>>

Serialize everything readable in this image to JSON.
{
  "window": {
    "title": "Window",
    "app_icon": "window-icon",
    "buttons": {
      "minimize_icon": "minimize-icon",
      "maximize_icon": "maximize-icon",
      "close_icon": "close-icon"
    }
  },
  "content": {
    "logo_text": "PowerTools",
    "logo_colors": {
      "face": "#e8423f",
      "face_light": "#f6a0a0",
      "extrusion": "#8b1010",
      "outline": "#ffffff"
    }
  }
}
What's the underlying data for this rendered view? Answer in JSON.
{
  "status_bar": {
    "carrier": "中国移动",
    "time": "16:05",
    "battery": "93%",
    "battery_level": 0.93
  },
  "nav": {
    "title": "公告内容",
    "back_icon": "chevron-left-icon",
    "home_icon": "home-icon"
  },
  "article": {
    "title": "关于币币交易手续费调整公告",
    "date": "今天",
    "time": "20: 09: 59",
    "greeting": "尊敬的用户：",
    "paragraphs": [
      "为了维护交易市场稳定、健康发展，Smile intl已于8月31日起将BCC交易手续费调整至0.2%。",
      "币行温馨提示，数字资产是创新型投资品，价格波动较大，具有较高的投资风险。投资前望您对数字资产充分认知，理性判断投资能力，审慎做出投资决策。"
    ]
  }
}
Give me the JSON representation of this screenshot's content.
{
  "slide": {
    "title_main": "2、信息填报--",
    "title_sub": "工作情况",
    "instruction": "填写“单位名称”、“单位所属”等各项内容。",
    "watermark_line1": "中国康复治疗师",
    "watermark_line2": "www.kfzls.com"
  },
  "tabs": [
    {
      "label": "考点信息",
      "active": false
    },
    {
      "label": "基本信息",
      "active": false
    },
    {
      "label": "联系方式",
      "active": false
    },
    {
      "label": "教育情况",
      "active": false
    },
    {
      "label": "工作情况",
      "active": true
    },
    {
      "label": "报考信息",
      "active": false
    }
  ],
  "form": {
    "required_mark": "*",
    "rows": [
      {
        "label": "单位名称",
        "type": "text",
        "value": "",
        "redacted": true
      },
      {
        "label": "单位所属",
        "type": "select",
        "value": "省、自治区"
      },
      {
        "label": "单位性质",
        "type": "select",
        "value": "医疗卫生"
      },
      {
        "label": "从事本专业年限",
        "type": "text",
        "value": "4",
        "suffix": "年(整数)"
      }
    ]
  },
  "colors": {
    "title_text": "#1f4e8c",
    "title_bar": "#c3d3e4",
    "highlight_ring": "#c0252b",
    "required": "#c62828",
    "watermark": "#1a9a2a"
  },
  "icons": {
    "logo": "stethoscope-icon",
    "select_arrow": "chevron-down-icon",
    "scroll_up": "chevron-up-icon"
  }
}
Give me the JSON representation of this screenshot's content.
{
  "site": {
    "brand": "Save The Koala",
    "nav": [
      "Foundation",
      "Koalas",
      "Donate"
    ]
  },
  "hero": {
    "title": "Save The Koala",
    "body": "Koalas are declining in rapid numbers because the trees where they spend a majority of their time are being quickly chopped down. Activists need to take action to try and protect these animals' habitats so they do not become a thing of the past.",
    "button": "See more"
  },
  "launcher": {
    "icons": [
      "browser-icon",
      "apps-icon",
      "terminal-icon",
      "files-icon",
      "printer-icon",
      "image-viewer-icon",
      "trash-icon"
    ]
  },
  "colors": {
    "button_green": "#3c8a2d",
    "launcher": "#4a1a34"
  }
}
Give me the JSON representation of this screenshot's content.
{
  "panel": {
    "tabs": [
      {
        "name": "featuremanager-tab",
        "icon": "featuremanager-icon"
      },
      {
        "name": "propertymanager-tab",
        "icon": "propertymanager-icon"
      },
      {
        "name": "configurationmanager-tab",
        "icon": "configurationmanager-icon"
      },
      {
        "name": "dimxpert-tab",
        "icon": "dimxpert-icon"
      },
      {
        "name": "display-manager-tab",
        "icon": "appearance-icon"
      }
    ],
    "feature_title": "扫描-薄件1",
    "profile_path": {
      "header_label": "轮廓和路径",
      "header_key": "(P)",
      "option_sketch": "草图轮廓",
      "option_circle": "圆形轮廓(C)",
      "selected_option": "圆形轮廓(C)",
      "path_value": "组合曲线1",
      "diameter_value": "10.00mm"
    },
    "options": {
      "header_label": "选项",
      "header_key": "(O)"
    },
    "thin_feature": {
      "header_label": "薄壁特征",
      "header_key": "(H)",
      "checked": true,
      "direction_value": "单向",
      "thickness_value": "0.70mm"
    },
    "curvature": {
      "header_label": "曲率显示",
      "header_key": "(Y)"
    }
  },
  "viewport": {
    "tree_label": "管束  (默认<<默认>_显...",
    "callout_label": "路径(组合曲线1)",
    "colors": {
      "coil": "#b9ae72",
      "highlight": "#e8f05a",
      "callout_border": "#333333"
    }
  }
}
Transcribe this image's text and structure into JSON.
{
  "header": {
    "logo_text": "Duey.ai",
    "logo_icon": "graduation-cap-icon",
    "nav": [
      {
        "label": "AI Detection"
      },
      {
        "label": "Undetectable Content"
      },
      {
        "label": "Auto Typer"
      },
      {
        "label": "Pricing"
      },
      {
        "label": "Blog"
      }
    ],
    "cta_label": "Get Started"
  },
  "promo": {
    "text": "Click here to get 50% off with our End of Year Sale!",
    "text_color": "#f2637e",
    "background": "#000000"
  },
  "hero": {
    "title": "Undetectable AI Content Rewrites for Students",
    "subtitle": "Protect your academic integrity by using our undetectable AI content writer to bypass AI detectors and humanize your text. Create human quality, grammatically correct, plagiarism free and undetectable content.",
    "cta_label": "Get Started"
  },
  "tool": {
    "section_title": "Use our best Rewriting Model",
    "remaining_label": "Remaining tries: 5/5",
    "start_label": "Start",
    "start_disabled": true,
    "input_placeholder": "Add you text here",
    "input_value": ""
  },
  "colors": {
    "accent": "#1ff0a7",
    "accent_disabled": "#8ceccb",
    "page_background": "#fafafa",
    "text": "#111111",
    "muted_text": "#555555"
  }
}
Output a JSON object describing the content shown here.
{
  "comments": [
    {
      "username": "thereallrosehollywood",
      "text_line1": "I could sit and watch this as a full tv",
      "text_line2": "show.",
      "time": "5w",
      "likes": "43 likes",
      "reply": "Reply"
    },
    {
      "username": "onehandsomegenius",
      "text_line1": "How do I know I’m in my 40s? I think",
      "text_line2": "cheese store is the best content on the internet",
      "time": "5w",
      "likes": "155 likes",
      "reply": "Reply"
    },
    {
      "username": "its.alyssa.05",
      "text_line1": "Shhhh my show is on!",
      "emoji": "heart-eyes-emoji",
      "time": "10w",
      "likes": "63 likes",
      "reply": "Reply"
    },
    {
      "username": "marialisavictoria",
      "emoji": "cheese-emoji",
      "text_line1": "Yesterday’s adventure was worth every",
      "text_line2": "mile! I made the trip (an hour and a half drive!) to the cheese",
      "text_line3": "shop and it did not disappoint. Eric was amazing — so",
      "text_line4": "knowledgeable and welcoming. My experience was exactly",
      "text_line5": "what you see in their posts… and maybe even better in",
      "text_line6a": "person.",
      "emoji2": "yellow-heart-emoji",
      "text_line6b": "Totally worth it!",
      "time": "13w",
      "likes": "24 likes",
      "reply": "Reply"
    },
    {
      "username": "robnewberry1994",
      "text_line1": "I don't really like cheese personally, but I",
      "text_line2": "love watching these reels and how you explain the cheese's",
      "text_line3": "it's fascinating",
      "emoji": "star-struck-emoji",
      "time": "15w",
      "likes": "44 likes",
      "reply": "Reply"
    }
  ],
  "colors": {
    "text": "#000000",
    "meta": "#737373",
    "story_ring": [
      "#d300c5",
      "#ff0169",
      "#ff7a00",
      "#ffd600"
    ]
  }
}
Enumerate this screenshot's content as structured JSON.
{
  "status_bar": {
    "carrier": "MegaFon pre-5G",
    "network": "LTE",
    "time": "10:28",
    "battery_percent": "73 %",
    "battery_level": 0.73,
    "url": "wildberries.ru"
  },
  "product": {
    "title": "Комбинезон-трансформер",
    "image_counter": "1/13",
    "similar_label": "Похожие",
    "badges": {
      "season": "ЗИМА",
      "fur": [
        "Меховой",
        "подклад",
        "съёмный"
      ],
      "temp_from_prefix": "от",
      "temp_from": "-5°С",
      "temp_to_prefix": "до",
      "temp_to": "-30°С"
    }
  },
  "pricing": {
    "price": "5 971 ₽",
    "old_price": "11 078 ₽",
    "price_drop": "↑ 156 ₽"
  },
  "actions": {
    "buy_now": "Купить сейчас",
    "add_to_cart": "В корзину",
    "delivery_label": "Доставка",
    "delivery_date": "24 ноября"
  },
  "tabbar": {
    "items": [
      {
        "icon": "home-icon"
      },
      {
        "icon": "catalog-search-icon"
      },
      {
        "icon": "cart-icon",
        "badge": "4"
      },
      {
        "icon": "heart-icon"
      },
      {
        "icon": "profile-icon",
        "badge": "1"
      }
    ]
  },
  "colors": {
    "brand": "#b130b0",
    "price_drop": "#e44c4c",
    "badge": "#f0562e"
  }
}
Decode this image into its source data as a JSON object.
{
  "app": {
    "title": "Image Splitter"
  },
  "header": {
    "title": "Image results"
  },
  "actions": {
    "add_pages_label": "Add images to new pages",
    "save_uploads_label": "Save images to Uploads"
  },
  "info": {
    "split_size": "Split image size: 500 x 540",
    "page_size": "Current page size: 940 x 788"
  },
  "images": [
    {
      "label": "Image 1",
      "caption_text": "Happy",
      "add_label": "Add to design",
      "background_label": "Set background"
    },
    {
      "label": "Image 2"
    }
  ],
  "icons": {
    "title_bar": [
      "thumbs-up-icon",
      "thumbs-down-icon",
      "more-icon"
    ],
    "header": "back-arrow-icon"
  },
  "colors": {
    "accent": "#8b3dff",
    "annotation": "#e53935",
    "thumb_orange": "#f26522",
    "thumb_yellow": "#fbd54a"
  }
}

<<

• [EXERCISE DETAILS]
Each line from the one containing "Decode this image" to the end of the listing above should be copied exactly, and nothing else.

• [RESULT FOR THIS TASK]
Decode this image into its source data as a JSON object.
{
  "app": {
    "title": "Image Splitter"
  },
  "header": {
    "title": "Image results"
  },
  "actions": {
    "add_pages_label": "Add images to new pages",
    "save_uploads_label": "Save images to Uploads"
  },
  "info": {
    "split_size": "Split image size: 500 x 540",
    "page_size": "Current page size: 940 x 788"
  },
  "images": [
    {
      "label": "Image 1",
      "caption_text": "Happy",
      "add_label": "Add to design",
      "background_label": "Set background"
    },
    {
      "label": "Image 2"
    }
  ],
  "icons": {
    "title_bar": [
      "thumbs-up-icon",
      "thumbs-down-icon",
      "more-icon"
    ],
    "header": "back-arrow-icon"
  },
  "colors": {
    "accent": "#8b3dff",
    "annotation": "#e53935",
    "thumb_orange": "#f26522",
    "thumb_yellow": "#fbd54a"
  }
}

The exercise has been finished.